---- Given text

So I’ve gone 90 days without porn and masturbation. I would’ve done hardmode, but few weeks earlier I visited my long distance gf so we had sex (which was incomparable to any previous sex that I had).
I’m 24 y.o. and been masturbating for a very long time, I don’t know how old I was, but I discovered it between 10-12 y.o for sure. Imagination at first then when we got super slow internet – pictures were the stimulus. Later the videos. Then hardcore videos. I was masturbating couple of times a day, and sometimes just couple times a week. And yet it was enough to damage myself to the point where I had the common symptoms of low self esteem, avoiding social interactions, being passive, lazy, unmotivated etc.
I’ve tried NoFap last year around the same time. Did 30 days, then got back to my habits for a year without even thinking of NoFap. Until this year end of January.
The main thing tat really changed about me isn’t the superpowers that everyone’s telling about (and the ones that I felt last year when trying NoFap), but I really got into habbit of not wanting to check porn when I’m bored or feeling low. I do want sex and physical interactions with girls, but I cannot see myself masturbating or watching porn at all. It seems foreign, something like I don;t want to smoke cigarettes, or use heroin. I know how damaging it is and being responsible person I don’t ever want to get back to that destructive bullcrap.
This is just the main and biggest change there were small changes like, hugely motivated to start on my own projects for future career ( as I want to be carpenter and I’m doing and learning right now). Started regularly exercising, and I noticed huge strength and muscle gains in a short period of time. Cold showers also. Haven’t had a warm or hot shower since the beginning of the year. I kind of miss it, but I embrace it as I realise that’s how our ancestors were taking showers and weren’t complaining.
I realised how our society is based on comfort, and getting things asap, and what negative effect that has on us. I am a simple animal not so much different than any others, and I have been allowing myself to be deceived by other people into thinking that destructive habits are OK.
I learned that I am just a small part of the world and whatever bad or good happens isn’t such a big deal and the only thing that I will regret in future are the ones that I have never tried.
I learned that I can to feel confident all you need is to love yourself the way you are, and no appearance, wealth or anything other than self love will give you confidence. And I am really starting to accept myself for who I am. I talked with my friends about porn and masturbation, and the relief that I got from that can be compared to dropping a dirty and heavy stone of your chest.
I learned that 90 days is just first step and I intend to never going back to my humiliating habits ever again. I know how hard it can be to quit but if I did it then I have the right to say to you that you can too quit this and start feeling like a human you were born to be.

--------

Problem:
In the NoFap account, what career does the writer want to pursue? The records have nothing to do with the NoFap account.

---- Available data

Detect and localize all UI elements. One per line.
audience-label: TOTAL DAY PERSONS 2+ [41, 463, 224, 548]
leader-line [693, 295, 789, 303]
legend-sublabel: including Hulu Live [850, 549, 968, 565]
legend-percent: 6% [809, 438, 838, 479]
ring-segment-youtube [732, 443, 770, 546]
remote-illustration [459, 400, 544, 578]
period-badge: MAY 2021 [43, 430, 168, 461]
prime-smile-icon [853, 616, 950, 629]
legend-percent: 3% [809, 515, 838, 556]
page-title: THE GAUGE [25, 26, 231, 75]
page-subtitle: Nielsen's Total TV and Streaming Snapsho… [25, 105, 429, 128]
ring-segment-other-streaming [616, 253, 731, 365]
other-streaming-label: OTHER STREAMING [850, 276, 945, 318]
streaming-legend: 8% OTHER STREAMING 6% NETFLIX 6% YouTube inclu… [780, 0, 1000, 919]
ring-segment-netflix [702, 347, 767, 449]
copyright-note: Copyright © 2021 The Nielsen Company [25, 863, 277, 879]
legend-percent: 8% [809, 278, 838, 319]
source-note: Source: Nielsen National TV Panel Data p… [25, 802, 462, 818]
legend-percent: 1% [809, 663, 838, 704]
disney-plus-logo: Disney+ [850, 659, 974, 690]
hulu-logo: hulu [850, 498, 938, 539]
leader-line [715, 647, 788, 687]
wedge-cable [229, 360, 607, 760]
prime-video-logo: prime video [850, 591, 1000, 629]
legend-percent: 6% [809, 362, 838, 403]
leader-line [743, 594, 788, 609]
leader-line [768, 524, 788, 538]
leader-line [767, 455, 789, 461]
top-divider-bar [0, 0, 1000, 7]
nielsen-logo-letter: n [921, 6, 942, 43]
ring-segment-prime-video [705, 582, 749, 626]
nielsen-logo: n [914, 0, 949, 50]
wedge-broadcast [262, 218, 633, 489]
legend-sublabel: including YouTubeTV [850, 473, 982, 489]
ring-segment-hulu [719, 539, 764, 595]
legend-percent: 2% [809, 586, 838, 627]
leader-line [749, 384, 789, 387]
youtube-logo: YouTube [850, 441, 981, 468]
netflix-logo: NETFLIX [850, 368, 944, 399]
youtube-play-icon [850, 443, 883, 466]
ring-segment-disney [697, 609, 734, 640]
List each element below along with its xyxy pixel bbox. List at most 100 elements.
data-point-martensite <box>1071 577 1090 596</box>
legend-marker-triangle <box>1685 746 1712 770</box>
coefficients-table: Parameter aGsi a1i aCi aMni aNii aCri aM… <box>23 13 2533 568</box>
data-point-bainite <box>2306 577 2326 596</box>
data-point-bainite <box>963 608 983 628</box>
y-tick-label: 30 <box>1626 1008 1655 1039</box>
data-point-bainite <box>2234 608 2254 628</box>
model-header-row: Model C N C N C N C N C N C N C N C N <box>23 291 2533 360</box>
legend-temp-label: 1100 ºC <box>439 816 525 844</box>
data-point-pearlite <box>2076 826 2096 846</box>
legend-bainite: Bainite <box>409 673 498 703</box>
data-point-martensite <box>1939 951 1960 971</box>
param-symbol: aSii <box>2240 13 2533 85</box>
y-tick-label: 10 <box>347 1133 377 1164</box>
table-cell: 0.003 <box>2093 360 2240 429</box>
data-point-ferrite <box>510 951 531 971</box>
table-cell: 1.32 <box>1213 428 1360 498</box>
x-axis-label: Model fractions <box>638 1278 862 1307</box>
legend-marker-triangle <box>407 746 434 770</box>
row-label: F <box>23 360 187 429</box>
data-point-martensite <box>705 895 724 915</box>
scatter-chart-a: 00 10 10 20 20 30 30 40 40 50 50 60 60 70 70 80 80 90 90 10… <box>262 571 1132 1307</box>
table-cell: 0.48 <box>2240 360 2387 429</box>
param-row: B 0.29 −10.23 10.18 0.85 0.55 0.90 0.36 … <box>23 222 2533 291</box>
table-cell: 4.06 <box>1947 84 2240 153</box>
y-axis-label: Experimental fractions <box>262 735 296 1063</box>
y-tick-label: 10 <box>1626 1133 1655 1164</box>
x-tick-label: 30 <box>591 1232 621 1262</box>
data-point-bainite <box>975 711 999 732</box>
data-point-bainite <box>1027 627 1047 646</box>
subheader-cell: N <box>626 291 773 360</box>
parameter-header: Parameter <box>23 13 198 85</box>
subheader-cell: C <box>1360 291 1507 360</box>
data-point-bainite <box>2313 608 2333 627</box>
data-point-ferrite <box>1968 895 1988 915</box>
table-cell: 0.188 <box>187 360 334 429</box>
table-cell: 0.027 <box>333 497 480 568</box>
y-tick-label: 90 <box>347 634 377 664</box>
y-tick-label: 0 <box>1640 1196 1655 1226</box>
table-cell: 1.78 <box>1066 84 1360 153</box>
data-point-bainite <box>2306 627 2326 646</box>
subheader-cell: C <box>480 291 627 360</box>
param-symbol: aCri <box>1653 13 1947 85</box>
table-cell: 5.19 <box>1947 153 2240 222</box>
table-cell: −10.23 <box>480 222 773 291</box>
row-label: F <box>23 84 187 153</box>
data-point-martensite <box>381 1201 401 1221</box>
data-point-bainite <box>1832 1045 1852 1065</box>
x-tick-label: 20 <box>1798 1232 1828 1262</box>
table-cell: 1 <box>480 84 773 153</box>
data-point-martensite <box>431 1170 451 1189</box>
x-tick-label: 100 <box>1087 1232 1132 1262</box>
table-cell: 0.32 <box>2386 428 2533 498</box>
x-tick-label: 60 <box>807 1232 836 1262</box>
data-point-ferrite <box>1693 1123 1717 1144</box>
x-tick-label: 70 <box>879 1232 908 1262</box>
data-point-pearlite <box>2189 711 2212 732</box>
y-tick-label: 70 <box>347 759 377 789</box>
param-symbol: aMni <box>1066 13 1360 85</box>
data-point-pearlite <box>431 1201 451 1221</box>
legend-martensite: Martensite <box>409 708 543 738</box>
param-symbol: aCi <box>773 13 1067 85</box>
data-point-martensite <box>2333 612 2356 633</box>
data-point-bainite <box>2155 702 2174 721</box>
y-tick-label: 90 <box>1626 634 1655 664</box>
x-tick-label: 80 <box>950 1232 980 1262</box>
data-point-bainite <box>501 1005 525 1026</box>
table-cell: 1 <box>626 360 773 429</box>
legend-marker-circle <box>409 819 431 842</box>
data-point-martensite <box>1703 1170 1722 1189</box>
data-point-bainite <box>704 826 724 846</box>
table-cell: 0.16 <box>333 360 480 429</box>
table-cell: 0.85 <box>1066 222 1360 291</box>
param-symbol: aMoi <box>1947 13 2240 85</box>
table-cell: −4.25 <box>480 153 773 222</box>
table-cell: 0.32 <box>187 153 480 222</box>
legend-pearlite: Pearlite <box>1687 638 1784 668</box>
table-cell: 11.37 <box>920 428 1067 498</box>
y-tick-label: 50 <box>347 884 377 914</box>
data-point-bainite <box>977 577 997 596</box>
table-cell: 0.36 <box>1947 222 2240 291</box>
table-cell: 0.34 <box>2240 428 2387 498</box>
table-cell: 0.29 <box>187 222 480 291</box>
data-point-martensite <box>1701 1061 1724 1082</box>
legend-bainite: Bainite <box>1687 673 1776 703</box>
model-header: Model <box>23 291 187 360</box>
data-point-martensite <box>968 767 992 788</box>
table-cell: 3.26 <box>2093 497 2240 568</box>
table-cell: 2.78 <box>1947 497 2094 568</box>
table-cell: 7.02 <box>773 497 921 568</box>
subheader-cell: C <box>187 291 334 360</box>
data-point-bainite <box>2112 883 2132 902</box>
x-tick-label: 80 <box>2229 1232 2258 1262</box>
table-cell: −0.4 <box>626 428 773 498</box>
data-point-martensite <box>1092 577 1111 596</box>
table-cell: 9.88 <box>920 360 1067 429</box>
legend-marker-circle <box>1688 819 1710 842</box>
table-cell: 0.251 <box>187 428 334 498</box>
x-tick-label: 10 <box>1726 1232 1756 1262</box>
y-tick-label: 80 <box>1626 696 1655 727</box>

--------

Response:
The writer wants to be a carpenter.